◆ INSTRUCTIONS FOR THE TASK ◆
Exactly as written, retype the listing below, omitting the pictures.

◆ MATERIAL SUPPLIED ◆
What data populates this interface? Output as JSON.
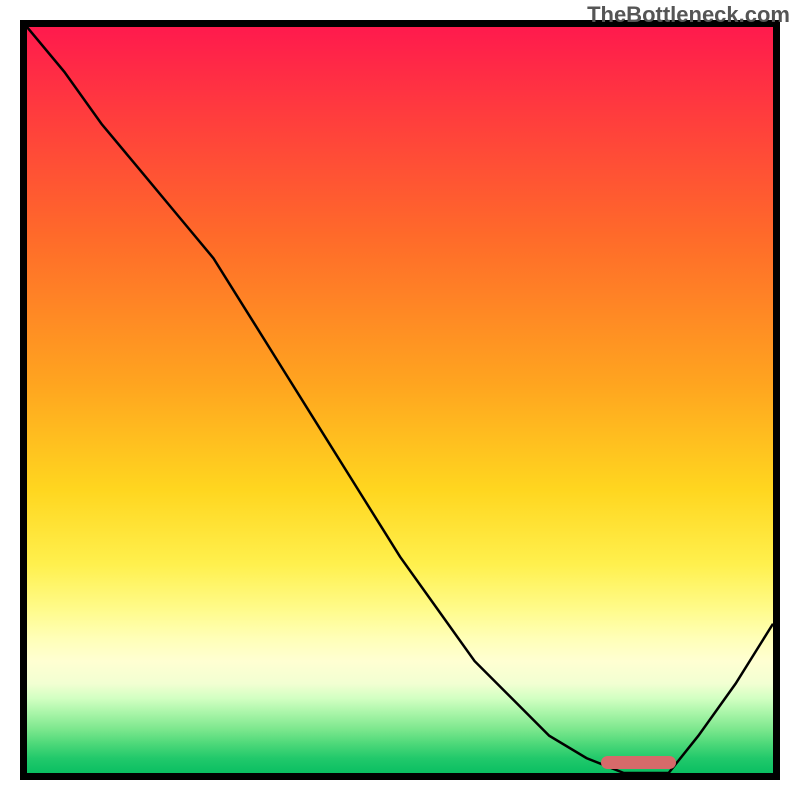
{
  "watermark": "TheBottleneck.com",
  "chart_data": {
    "type": "line",
    "title": "",
    "xlabel": "",
    "ylabel": "",
    "xlim": [
      0,
      100
    ],
    "ylim": [
      0,
      100
    ],
    "background_gradient": {
      "top_color": "#ff1a4d",
      "bottom_color": "#0abf62",
      "description": "red-to-green vertical gradient (bottleneck severity scale)"
    },
    "series": [
      {
        "name": "bottleneck-curve",
        "color": "#000000",
        "x": [
          0,
          5,
          10,
          15,
          20,
          25,
          30,
          35,
          40,
          45,
          50,
          55,
          60,
          65,
          70,
          75,
          80,
          83,
          86,
          90,
          95,
          100
        ],
        "y": [
          100,
          94,
          87,
          81,
          75,
          69,
          61,
          53,
          45,
          37,
          29,
          22,
          15,
          10,
          5,
          2,
          0,
          0,
          0,
          5,
          12,
          20
        ]
      }
    ],
    "highlight_marker": {
      "x_start": 77,
      "x_end": 87,
      "y": 1.5,
      "color": "#d66a6a",
      "shape": "rounded-bar"
    }
  }
}
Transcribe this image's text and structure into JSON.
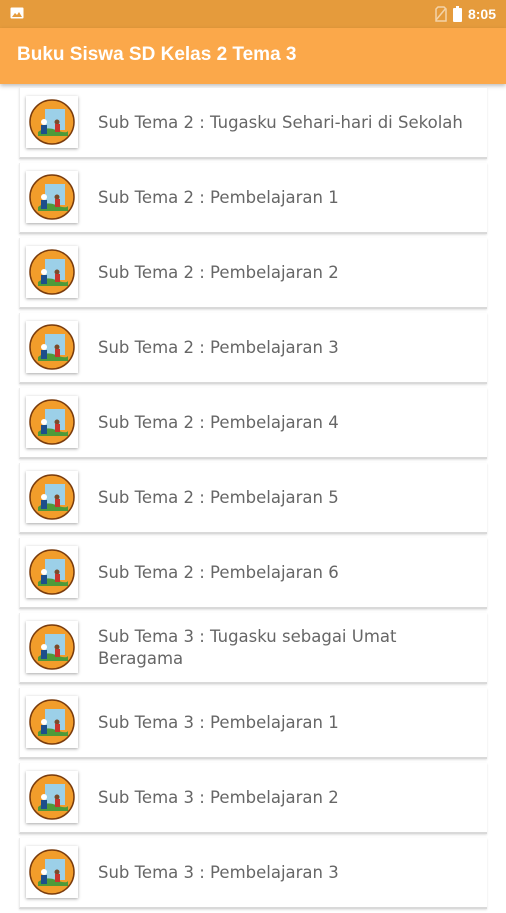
{
  "status_bar": {
    "time": "8:05"
  },
  "app_bar": {
    "title": "Buku Siswa SD Kelas 2 Tema 3"
  },
  "list": {
    "items": [
      {
        "label": "Sub Tema 2 : Tugasku Sehari-hari di Sekolah"
      },
      {
        "label": "Sub Tema 2 : Pembelajaran 1"
      },
      {
        "label": "Sub Tema 2 : Pembelajaran 2"
      },
      {
        "label": "Sub Tema 2 : Pembelajaran 3"
      },
      {
        "label": "Sub Tema 2 : Pembelajaran 4"
      },
      {
        "label": "Sub Tema 2 : Pembelajaran 5"
      },
      {
        "label": "Sub Tema 2 : Pembelajaran 6"
      },
      {
        "label": "Sub Tema 3 : Tugasku sebagai Umat Beragama"
      },
      {
        "label": "Sub Tema 3 : Pembelajaran 1"
      },
      {
        "label": "Sub Tema 3 : Pembelajaran 2"
      },
      {
        "label": "Sub Tema 3 : Pembelajaran 3"
      }
    ]
  },
  "icons": {
    "status_left": "image-icon",
    "status_sim": "no-sim-icon",
    "status_battery": "battery-icon",
    "item_thumbnail": "book-cover-thumbnail-icon"
  },
  "colors": {
    "status_bar": "#e59b3c",
    "app_bar": "#fba84a",
    "text": "#666666"
  }
}
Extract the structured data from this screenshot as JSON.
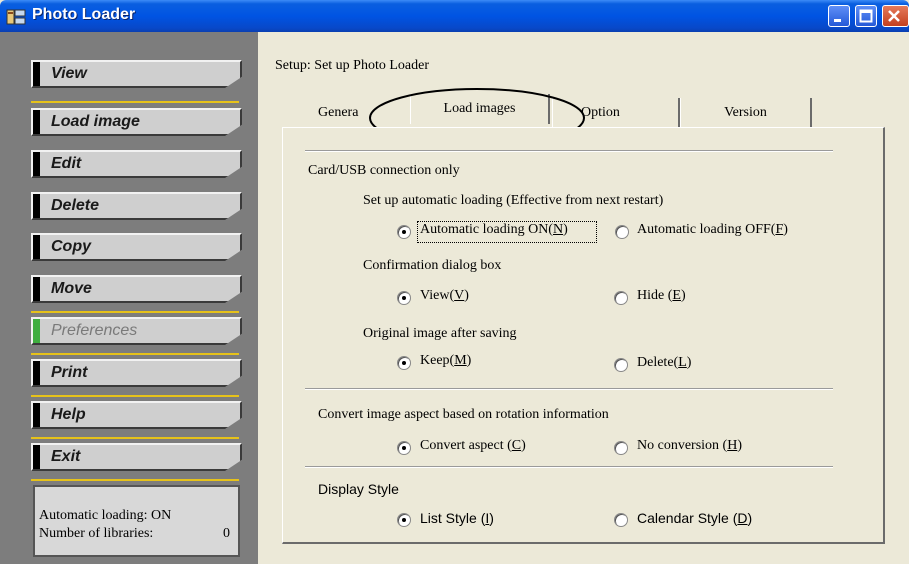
{
  "window": {
    "title": "Photo Loader"
  },
  "sidebar": {
    "items": [
      {
        "label": "View"
      },
      {
        "label": "Load image"
      },
      {
        "label": "Edit"
      },
      {
        "label": "Delete"
      },
      {
        "label": "Copy"
      },
      {
        "label": "Move"
      },
      {
        "label": "Preferences",
        "state": "active"
      },
      {
        "label": "Print"
      },
      {
        "label": "Help"
      },
      {
        "label": "Exit"
      }
    ],
    "status": {
      "auto_loading_label": "Automatic loading:",
      "auto_loading_value": "ON",
      "libraries_label": "Number of libraries:",
      "libraries_value": "0"
    }
  },
  "main": {
    "setup_title": "Setup: Set up Photo Loader",
    "tabs": [
      {
        "label": "Genera"
      },
      {
        "label": "Load images",
        "selected": true
      },
      {
        "label": "Option"
      },
      {
        "label": "Version"
      }
    ],
    "section_card_usb": "Card/USB connection only",
    "auto_loading": {
      "label": "Set up automatic loading (Effective from next restart)",
      "on": {
        "text": "Automatic loading ON(",
        "key": "N",
        "close": ")",
        "checked": true
      },
      "off": {
        "text": "Automatic loading OFF(",
        "key": "F",
        "close": ")",
        "checked": false
      }
    },
    "confirmation": {
      "label": "Confirmation dialog box",
      "view": {
        "text": "View(",
        "key": "V",
        "close": ")",
        "checked": true
      },
      "hide": {
        "text": "Hide (",
        "key": "E",
        "close": ")",
        "checked": false
      }
    },
    "original": {
      "label": "Original image after saving",
      "keep": {
        "text": "Keep(",
        "key": "M",
        "close": ")",
        "checked": true
      },
      "delete": {
        "text": "Delete(",
        "key": "L",
        "close": ")",
        "checked": false
      }
    },
    "convert": {
      "label": "Convert image aspect based on rotation information",
      "convert": {
        "text": "Convert aspect (",
        "key": "C",
        "close": ")",
        "checked": true
      },
      "none": {
        "text": "No conversion (",
        "key": "H",
        "close": ")",
        "checked": false
      }
    },
    "display": {
      "label": "Display Style",
      "list": {
        "text": "List Style (",
        "key": "I",
        "close": ")",
        "checked": true
      },
      "calendar": {
        "text": "Calendar Style (",
        "key": "D",
        "close": ")",
        "checked": false
      }
    }
  },
  "colors": {
    "titlebar": "#0054e3",
    "sidebar_bg": "#7d7d7d",
    "dialog_bg": "#ece9d8",
    "separator": "#e6c21a",
    "active_marker": "#3fae3f"
  }
}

◆ FINISHED ANSWER ◆
What data populates this interface? Output as JSON.
{
  "watermark": "TheBottleneck.com",
  "chart_data": {
    "type": "line",
    "title": "",
    "xlabel": "",
    "ylabel": "",
    "xlim": [
      0,
      100
    ],
    "ylim": [
      0,
      100
    ],
    "background_gradient": {
      "top_color": "#ff1a4d",
      "bottom_color": "#0abf62",
      "description": "red-to-green vertical gradient (bottleneck severity scale)"
    },
    "series": [
      {
        "name": "bottleneck-curve",
        "color": "#000000",
        "x": [
          0,
          5,
          10,
          15,
          20,
          25,
          30,
          35,
          40,
          45,
          50,
          55,
          60,
          65,
          70,
          75,
          80,
          83,
          86,
          90,
          95,
          100
        ],
        "y": [
          100,
          94,
          87,
          81,
          75,
          69,
          61,
          53,
          45,
          37,
          29,
          22,
          15,
          10,
          5,
          2,
          0,
          0,
          0,
          5,
          12,
          20
        ]
      }
    ],
    "highlight_marker": {
      "x_start": 77,
      "x_end": 87,
      "y": 1.5,
      "color": "#d66a6a",
      "shape": "rounded-bar"
    }
  }
}
Transcribe this image's text and structure into JSON.
{
  "status_bar": {
    "time": "8:05"
  },
  "app_bar": {
    "title": "Buku Siswa SD Kelas 2 Tema 3"
  },
  "list": {
    "items": [
      {
        "label": "Sub Tema 2 : Tugasku Sehari-hari di Sekolah"
      },
      {
        "label": "Sub Tema 2 : Pembelajaran 1"
      },
      {
        "label": "Sub Tema 2 : Pembelajaran 2"
      },
      {
        "label": "Sub Tema 2 : Pembelajaran 3"
      },
      {
        "label": "Sub Tema 2 : Pembelajaran 4"
      },
      {
        "label": "Sub Tema 2 : Pembelajaran 5"
      },
      {
        "label": "Sub Tema 2 : Pembelajaran 6"
      },
      {
        "label": "Sub Tema 3 : Tugasku sebagai Umat Beragama"
      },
      {
        "label": "Sub Tema 3 : Pembelajaran 1"
      },
      {
        "label": "Sub Tema 3 : Pembelajaran 2"
      },
      {
        "label": "Sub Tema 3 : Pembelajaran 3"
      }
    ]
  },
  "icons": {
    "status_left": "image-icon",
    "status_sim": "no-sim-icon",
    "status_battery": "battery-icon",
    "item_thumbnail": "book-cover-thumbnail-icon"
  },
  "colors": {
    "status_bar": "#e59b3c",
    "app_bar": "#fba84a",
    "text": "#666666"
  }
}
Extract the structured data from this screenshot as JSON.
{
  "window": {
    "title": "Photo Loader"
  },
  "sidebar": {
    "items": [
      {
        "label": "View"
      },
      {
        "label": "Load image"
      },
      {
        "label": "Edit"
      },
      {
        "label": "Delete"
      },
      {
        "label": "Copy"
      },
      {
        "label": "Move"
      },
      {
        "label": "Preferences",
        "state": "active"
      },
      {
        "label": "Print"
      },
      {
        "label": "Help"
      },
      {
        "label": "Exit"
      }
    ],
    "status": {
      "auto_loading_label": "Automatic loading:",
      "auto_loading_value": "ON",
      "libraries_label": "Number of libraries:",
      "libraries_value": "0"
    }
  },
  "main": {
    "setup_title": "Setup: Set up Photo Loader",
    "tabs": [
      {
        "label": "Genera"
      },
      {
        "label": "Load images",
        "selected": true
      },
      {
        "label": "Option"
      },
      {
        "label": "Version"
      }
    ],
    "section_card_usb": "Card/USB connection only",
    "auto_loading": {
      "label": "Set up automatic loading (Effective from next restart)",
      "on": {
        "text": "Automatic loading ON(",
        "key": "N",
        "close": ")",
        "checked": true
      },
      "off": {
        "text": "Automatic loading OFF(",
        "key": "F",
        "close": ")",
        "checked": false
      }
    },
    "confirmation": {
      "label": "Confirmation dialog box",
      "view": {
        "text": "View(",
        "key": "V",
        "close": ")",
        "checked": true
      },
      "hide": {
        "text": "Hide (",
        "key": "E",
        "close": ")",
        "checked": false
      }
    },
    "original": {
      "label": "Original image after saving",
      "keep": {
        "text": "Keep(",
        "key": "M",
        "close": ")",
        "checked": true
      },
      "delete": {
        "text": "Delete(",
        "key": "L",
        "close": ")",
        "checked": false
      }
    },
    "convert": {
      "label": "Convert image aspect based on rotation information",
      "convert": {
        "text": "Convert aspect (",
        "key": "C",
        "close": ")",
        "checked": true
      },
      "none": {
        "text": "No conversion (",
        "key": "H",
        "close": ")",
        "checked": false
      }
    },
    "display": {
      "label": "Display Style",
      "list": {
        "text": "List Style (",
        "key": "I",
        "close": ")",
        "checked": true
      },
      "calendar": {
        "text": "Calendar Style (",
        "key": "D",
        "close": ")",
        "checked": false
      }
    }
  },
  "colors": {
    "titlebar": "#0054e3",
    "sidebar_bg": "#7d7d7d",
    "dialog_bg": "#ece9d8",
    "separator": "#e6c21a",
    "active_marker": "#3fae3f"
  }
}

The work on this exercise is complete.